§ **WHAT TO WORK ON**: Each entry should be quoted word for word, including every mark of punctuation.

§ **RECORDS SUPPLIED**:
■ ■ ■ ■ ■ ■ ■

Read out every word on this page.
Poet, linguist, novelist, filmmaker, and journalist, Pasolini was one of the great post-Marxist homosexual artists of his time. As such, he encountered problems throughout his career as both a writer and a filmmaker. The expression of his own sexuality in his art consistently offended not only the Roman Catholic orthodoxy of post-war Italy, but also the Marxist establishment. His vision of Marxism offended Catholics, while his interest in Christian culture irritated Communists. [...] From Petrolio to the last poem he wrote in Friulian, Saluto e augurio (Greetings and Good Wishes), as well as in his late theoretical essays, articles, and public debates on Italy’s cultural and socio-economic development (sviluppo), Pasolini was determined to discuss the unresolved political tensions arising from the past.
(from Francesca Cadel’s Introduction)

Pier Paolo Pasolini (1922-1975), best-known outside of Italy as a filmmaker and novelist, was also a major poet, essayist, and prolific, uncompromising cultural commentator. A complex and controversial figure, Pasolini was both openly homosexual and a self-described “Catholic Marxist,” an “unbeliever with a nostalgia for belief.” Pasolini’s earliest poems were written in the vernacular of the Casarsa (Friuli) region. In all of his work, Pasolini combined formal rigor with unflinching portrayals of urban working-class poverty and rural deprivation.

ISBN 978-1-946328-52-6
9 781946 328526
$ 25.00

■ ■ ■ ■ ■ ■ ■

§ **FINAL RESULT**:
Read out every word on this page.
Poet, linguist, novelist, filmmaker, and journalist, Pasolini was one of the great post-Marxist homosexual artists of his time. As such, he encountered problems throughout his career as both a writer and a filmmaker. The expression of his own sexuality in his art consistently offended not only the Roman Catholic orthodoxy of post-war Italy, but also the Marxist establishment. His vision of Marxism offended Catholics, while his interest in Christian culture irritated Communists. [...] From Petrolio to the last poem he wrote in Friulian, Saluto e augurio (Greetings and Good Wishes), as well as in his late theoretical essays, articles, and public debates on Italy’s cultural and socio-economic development (sviluppo), Pasolini was determined to discuss the unresolved political tensions arising from the past.
(from Francesca Cadel’s Introduction)

Pier Paolo Pasolini (1922-1975), best-known outside of Italy as a filmmaker and novelist, was also a major poet, essayist, and prolific, uncompromising cultural commentator. A complex and controversial figure, Pasolini was both openly homosexual and a self-described “Catholic Marxist,” an “unbeliever with a nostalgia for belief.” Pasolini’s earliest poems were written in the vernacular of the Casarsa (Friuli) region. In all of his work, Pasolini combined formal rigor with unflinching portrayals of urban working-class poverty and rural deprivation.

ISBN 978-1-946328-52-6
9 781946 328526
$ 25.00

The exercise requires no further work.